- Stated task
Take the data that follows and retype it word for word.

- Input
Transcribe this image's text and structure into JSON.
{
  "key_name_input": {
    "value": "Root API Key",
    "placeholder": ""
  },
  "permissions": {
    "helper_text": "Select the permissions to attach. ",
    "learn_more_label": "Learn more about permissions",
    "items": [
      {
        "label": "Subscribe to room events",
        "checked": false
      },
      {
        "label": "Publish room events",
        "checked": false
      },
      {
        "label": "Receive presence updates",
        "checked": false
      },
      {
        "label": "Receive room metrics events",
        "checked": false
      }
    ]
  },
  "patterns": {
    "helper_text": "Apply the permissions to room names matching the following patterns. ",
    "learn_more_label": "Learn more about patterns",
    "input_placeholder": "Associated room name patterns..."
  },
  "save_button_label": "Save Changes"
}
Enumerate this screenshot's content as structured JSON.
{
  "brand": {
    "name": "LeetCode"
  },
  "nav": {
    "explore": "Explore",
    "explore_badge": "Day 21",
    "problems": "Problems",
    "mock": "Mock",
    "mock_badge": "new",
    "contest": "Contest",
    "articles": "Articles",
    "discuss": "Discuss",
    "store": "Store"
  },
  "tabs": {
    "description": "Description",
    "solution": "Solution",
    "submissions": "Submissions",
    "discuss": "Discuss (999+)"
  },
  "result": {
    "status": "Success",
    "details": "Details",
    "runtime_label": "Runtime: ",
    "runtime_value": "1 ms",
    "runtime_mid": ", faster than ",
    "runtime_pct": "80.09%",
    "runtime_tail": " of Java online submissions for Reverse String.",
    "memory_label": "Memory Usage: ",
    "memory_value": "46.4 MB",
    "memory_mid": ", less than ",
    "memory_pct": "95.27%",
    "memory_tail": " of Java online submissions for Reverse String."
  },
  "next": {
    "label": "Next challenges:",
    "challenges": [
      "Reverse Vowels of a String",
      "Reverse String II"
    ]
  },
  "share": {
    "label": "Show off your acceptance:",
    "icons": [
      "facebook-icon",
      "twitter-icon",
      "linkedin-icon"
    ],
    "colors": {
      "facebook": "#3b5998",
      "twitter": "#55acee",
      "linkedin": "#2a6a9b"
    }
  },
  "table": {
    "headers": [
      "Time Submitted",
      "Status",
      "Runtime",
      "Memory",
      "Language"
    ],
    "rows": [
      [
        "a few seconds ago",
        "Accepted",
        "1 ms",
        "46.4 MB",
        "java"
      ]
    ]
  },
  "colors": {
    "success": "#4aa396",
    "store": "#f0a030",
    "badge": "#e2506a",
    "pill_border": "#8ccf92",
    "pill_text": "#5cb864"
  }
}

- Task answer
Transcribe this image's text and structure into JSON.
{
  "key_name_input": {
    "value": "Root API Key",
    "placeholder": ""
  },
  "permissions": {
    "helper_text": "Select the permissions to attach. ",
    "learn_more_label": "Learn more about permissions",
    "items": [
      {
        "label": "Subscribe to room events",
        "checked": false
      },
      {
        "label": "Publish room events",
        "checked": false
      },
      {
        "label": "Receive presence updates",
        "checked": false
      },
      {
        "label": "Receive room metrics events",
        "checked": false
      }
    ]
  },
  "patterns": {
    "helper_text": "Apply the permissions to room names matching the following patterns. ",
    "learn_more_label": "Learn more about patterns",
    "input_placeholder": "Associated room name patterns..."
  },
  "save_button_label": "Save Changes"
}
Enumerate this screenshot's content as structured JSON.
{
  "brand": {
    "name": "LeetCode"
  },
  "nav": {
    "explore": "Explore",
    "explore_badge": "Day 21",
    "problems": "Problems",
    "mock": "Mock",
    "mock_badge": "new",
    "contest": "Contest",
    "articles": "Articles",
    "discuss": "Discuss",
    "store": "Store"
  },
  "tabs": {
    "description": "Description",
    "solution": "Solution",
    "submissions": "Submissions",
    "discuss": "Discuss (999+)"
  },
  "result": {
    "status": "Success",
    "details": "Details",
    "runtime_label": "Runtime: ",
    "runtime_value": "1 ms",
    "runtime_mid": ", faster than ",
    "runtime_pct": "80.09%",
    "runtime_tail": " of Java online submissions for Reverse String.",
    "memory_label": "Memory Usage: ",
    "memory_value": "46.4 MB",
    "memory_mid": ", less than ",
    "memory_pct": "95.27%",
    "memory_tail": " of Java online submissions for Reverse String."
  },
  "next": {
    "label": "Next challenges:",
    "challenges": [
      "Reverse Vowels of a String",
      "Reverse String II"
    ]
  },
  "share": {
    "label": "Show off your acceptance:",
    "icons": [
      "facebook-icon",
      "twitter-icon",
      "linkedin-icon"
    ],
    "colors": {
      "facebook": "#3b5998",
      "twitter": "#55acee",
      "linkedin": "#2a6a9b"
    }
  },
  "table": {
    "headers": [
      "Time Submitted",
      "Status",
      "Runtime",
      "Memory",
      "Language"
    ],
    "rows": [
      [
        "a few seconds ago",
        "Accepted",
        "1 ms",
        "46.4 MB",
        "java"
      ]
    ]
  },
  "colors": {
    "success": "#4aa396",
    "store": "#f0a030",
    "badge": "#e2506a",
    "pill_border": "#8ccf92",
    "pill_text": "#5cb864"
  }
}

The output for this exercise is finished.